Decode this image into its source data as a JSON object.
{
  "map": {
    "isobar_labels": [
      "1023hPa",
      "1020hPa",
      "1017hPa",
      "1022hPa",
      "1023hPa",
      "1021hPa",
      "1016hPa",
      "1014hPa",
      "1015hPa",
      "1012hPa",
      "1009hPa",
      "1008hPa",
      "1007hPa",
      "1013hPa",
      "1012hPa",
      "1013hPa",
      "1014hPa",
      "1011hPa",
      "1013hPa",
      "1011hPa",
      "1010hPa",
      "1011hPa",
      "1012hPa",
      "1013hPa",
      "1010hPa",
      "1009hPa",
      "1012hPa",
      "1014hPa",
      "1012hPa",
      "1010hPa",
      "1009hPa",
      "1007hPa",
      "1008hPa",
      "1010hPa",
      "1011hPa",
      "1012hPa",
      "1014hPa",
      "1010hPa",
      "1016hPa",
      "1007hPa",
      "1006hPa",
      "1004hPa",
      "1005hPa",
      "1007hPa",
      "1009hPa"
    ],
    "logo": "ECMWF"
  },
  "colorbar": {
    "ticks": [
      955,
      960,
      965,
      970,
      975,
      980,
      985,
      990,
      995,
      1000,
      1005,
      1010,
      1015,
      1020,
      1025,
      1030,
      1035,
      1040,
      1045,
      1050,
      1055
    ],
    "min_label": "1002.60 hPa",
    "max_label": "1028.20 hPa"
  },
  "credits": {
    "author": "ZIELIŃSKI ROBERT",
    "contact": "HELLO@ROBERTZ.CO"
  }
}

---

Write the material out again in its entirety, exactly as shown.

Decode this image into its source data as a JSON object.
{
  "map": {
    "isobar_labels": [
      "1023hPa",
      "1020hPa",
      "1017hPa",
      "1022hPa",
      "1023hPa",
      "1021hPa",
      "1016hPa",
      "1014hPa",
      "1015hPa",
      "1012hPa",
      "1009hPa",
      "1008hPa",
      "1007hPa",
      "1013hPa",
      "1012hPa",
      "1013hPa",
      "1014hPa",
      "1011hPa",
      "1013hPa",
      "1011hPa",
      "1010hPa",
      "1011hPa",
      "1012hPa",
      "1013hPa",
      "1010hPa",
      "1009hPa",
      "1012hPa",
      "1014hPa",
      "1012hPa",
      "1010hPa",
      "1009hPa",
      "1007hPa",
      "1008hPa",
      "1010hPa",
      "1011hPa",
      "1012hPa",
      "1014hPa",
      "1010hPa",
      "1016hPa",
      "1007hPa",
      "1006hPa",
      "1004hPa",
      "1005hPa",
      "1007hPa",
      "1009hPa"
    ],
    "logo": "ECMWF"
  },
  "colorbar": {
    "ticks": [
      955,
      960,
      965,
      970,
      975,
      980,
      985,
      990,
      995,
      1000,
      1005,
      1010,
      1015,
      1020,
      1025,
      1030,
      1035,
      1040,
      1045,
      1050,
      1055
    ],
    "min_label": "1002.60 hPa",
    "max_label": "1028.20 hPa"
  },
  "credits": {
    "author": "ZIELIŃSKI ROBERT",
    "contact": "HELLO@ROBERTZ.CO"
  }
}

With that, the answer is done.